_WHAT THIS TASK INVOLVES_
Take from the listing each line that has the string "Teknik".

━━━━

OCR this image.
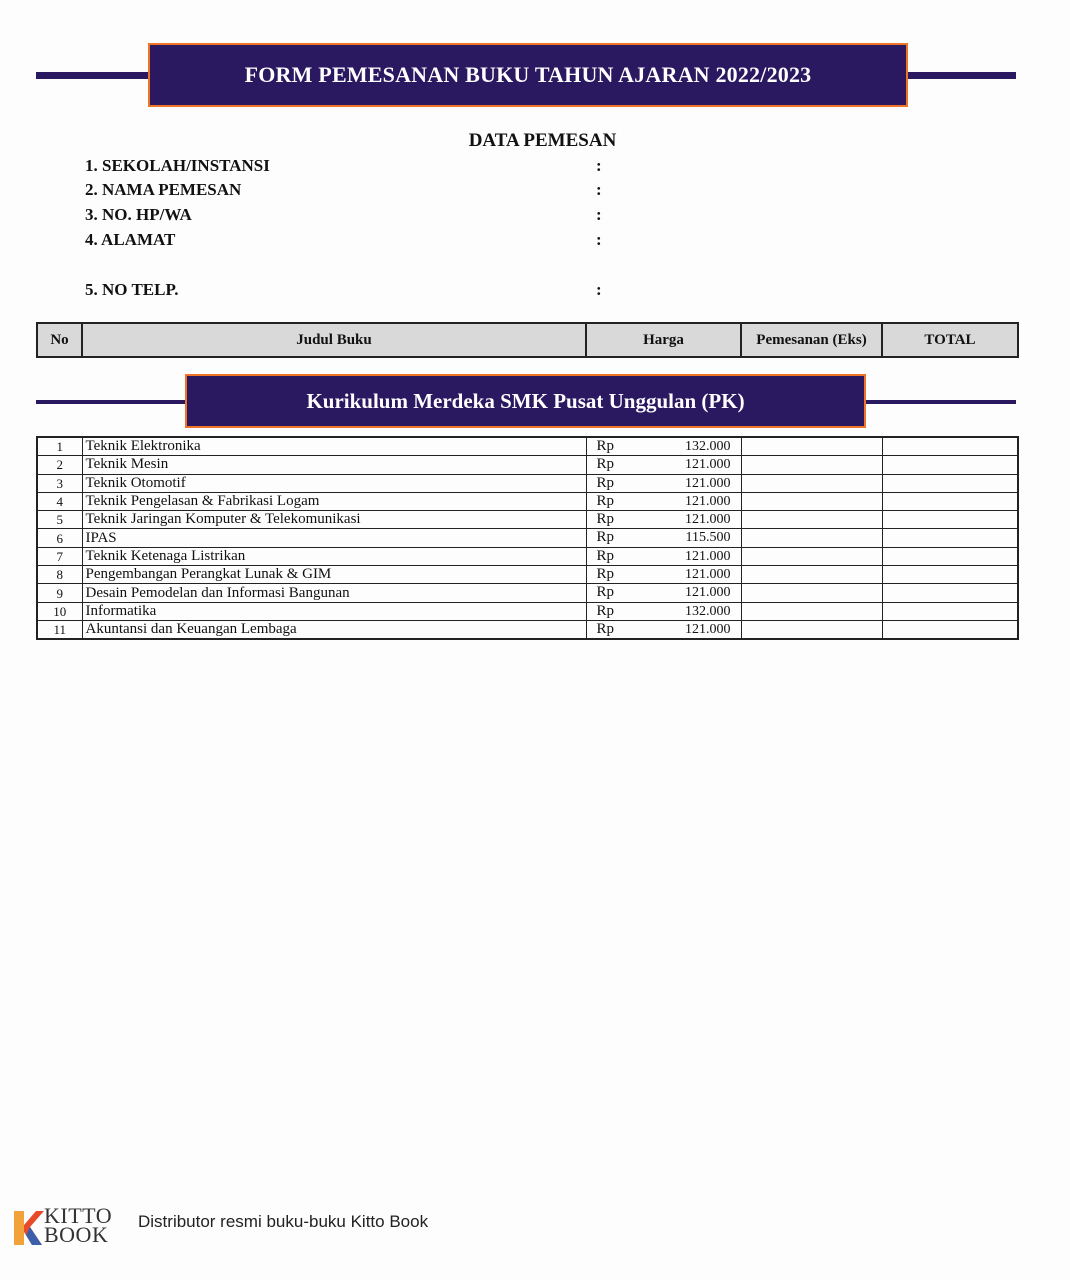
FORM PEMESANAN BUKU TAHUN AJARAN 2022/2023
DATA PEMESAN
1. SEKOLAH/INSTANSI	:
2. NAMA PEMESAN	:
3. NO. HP/WA	:
4. ALAMAT	:
5. NO TELP.	:
No	Judul Buku	Harga	Pemesanan (Eks)	TOTAL
Kurikulum Merdeka SMK Pusat Unggulan (PK)
1	Teknik Elektronika	Rp 132.000		

2	Teknik Mesin	Rp 121.000		

3	Teknik Otomotif	Rp 121.000		

4	Teknik Pengelasan & Fabrikasi Logam	Rp 121.000		

5	Teknik Jaringan Komputer & Telekomunikasi	Rp 121.000		

6	IPAS	Rp 115.500		

7	Teknik Ketenaga Listrikan	Rp 121.000		

8	Pengembangan Perangkat Lunak & GIM	Rp 121.000		

9	Desain Pemodelan dan Informasi Bangunan	Rp 121.000		

10	Informatika	Rp 132.000		

11	Akuntansi dan Keuangan Lembaga	Rp 121.000		

KITTO
BOOK
Distributor resmi buku-buku Kitto Book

━━━━

_SOLUTION FOR THIS PROBLEM_
1	Teknik Elektronika	Rp 132.000		
2	Teknik Mesin	Rp 121.000		
3	Teknik Otomotif	Rp 121.000		
4	Teknik Pengelasan & Fabrikasi Logam	Rp 121.000		
5	Teknik Jaringan Komputer & Telekomunikasi	Rp 121.000		
7	Teknik Ketenaga Listrikan	Rp 121.000		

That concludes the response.